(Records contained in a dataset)
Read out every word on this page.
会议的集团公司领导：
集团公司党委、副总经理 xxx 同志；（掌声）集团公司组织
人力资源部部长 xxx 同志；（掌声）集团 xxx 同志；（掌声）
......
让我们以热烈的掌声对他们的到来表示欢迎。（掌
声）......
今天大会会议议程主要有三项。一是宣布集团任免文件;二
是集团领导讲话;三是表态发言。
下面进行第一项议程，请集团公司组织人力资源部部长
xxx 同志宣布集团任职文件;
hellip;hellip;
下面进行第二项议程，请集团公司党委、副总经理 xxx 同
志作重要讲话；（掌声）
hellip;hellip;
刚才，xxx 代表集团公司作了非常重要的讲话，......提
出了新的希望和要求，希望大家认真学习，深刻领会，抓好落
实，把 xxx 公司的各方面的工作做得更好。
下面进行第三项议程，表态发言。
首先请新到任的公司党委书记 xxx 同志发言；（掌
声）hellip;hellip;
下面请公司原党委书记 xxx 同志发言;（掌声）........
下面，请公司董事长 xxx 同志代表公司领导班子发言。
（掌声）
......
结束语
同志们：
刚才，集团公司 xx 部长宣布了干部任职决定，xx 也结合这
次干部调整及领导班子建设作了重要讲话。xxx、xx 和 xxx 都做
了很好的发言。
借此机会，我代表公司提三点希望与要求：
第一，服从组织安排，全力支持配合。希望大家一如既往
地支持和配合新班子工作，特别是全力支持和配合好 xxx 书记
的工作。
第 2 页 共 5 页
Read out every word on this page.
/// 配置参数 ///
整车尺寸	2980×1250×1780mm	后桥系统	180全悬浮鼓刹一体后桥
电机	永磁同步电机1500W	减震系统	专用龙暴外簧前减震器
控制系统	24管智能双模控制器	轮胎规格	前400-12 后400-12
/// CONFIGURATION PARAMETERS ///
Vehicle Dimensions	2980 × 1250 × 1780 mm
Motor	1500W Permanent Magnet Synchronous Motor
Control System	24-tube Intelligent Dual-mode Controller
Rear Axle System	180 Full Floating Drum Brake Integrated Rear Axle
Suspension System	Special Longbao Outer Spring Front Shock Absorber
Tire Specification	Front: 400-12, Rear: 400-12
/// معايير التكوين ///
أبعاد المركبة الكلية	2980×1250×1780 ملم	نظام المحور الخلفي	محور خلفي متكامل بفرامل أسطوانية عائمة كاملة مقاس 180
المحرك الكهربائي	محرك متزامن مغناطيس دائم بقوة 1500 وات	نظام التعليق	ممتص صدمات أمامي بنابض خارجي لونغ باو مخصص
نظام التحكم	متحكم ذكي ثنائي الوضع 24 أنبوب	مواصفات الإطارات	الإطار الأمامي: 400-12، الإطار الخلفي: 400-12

SET EXERCISE: Write the complete data out, exactly as above.

ANSWER TO THIS PROBLEM:
Read out every word on this page.
会议的集团公司领导：
集团公司党委、副总经理 xxx 同志；（掌声）集团公司组织
人力资源部部长 xxx 同志；（掌声）集团 xxx 同志；（掌声）
......
让我们以热烈的掌声对他们的到来表示欢迎。（掌
声）......
今天大会会议议程主要有三项。一是宣布集团任免文件;二
是集团领导讲话;三是表态发言。
下面进行第一项议程，请集团公司组织人力资源部部长
xxx 同志宣布集团任职文件;
hellip;hellip;
下面进行第二项议程，请集团公司党委、副总经理 xxx 同
志作重要讲话；（掌声）
hellip;hellip;
刚才，xxx 代表集团公司作了非常重要的讲话，......提
出了新的希望和要求，希望大家认真学习，深刻领会，抓好落
实，把 xxx 公司的各方面的工作做得更好。
下面进行第三项议程，表态发言。
首先请新到任的公司党委书记 xxx 同志发言；（掌
声）hellip;hellip;
下面请公司原党委书记 xxx 同志发言;（掌声）........
下面，请公司董事长 xxx 同志代表公司领导班子发言。
（掌声）
......
结束语
同志们：
刚才，集团公司 xx 部长宣布了干部任职决定，xx 也结合这
次干部调整及领导班子建设作了重要讲话。xxx、xx 和 xxx 都做
了很好的发言。
借此机会，我代表公司提三点希望与要求：
第一，服从组织安排，全力支持配合。希望大家一如既往
地支持和配合新班子工作，特别是全力支持和配合好 xxx 书记
的工作。
第 2 页 共 5 页
Read out every word on this page.
/// 配置参数 ///
整车尺寸	2980×1250×1780mm	后桥系统	180全悬浮鼓刹一体后桥
电机	永磁同步电机1500W	减震系统	专用龙暴外簧前减震器
控制系统	24管智能双模控制器	轮胎规格	前400-12 后400-12
/// CONFIGURATION PARAMETERS ///
Vehicle Dimensions	2980 × 1250 × 1780 mm
Motor	1500W Permanent Magnet Synchronous Motor
Control System	24-tube Intelligent Dual-mode Controller
Rear Axle System	180 Full Floating Drum Brake Integrated Rear Axle
Suspension System	Special Longbao Outer Spring Front Shock Absorber
Tire Specification	Front: 400-12, Rear: 400-12
/// معايير التكوين ///
أبعاد المركبة الكلية	2980×1250×1780 ملم	نظام المحور الخلفي	محور خلفي متكامل بفرامل أسطوانية عائمة كاملة مقاس 180
المحرك الكهربائي	محرك متزامن مغناطيس دائم بقوة 1500 وات	نظام التعليق	ممتص صدمات أمامي بنابض خارجي لونغ باو مخصص
نظام التحكم	متحكم ذكي ثنائي الوضع 24 أنبوب	مواصفات الإطارات	الإطار الأمامي: 400-12، الإطار الخلفي: 400-12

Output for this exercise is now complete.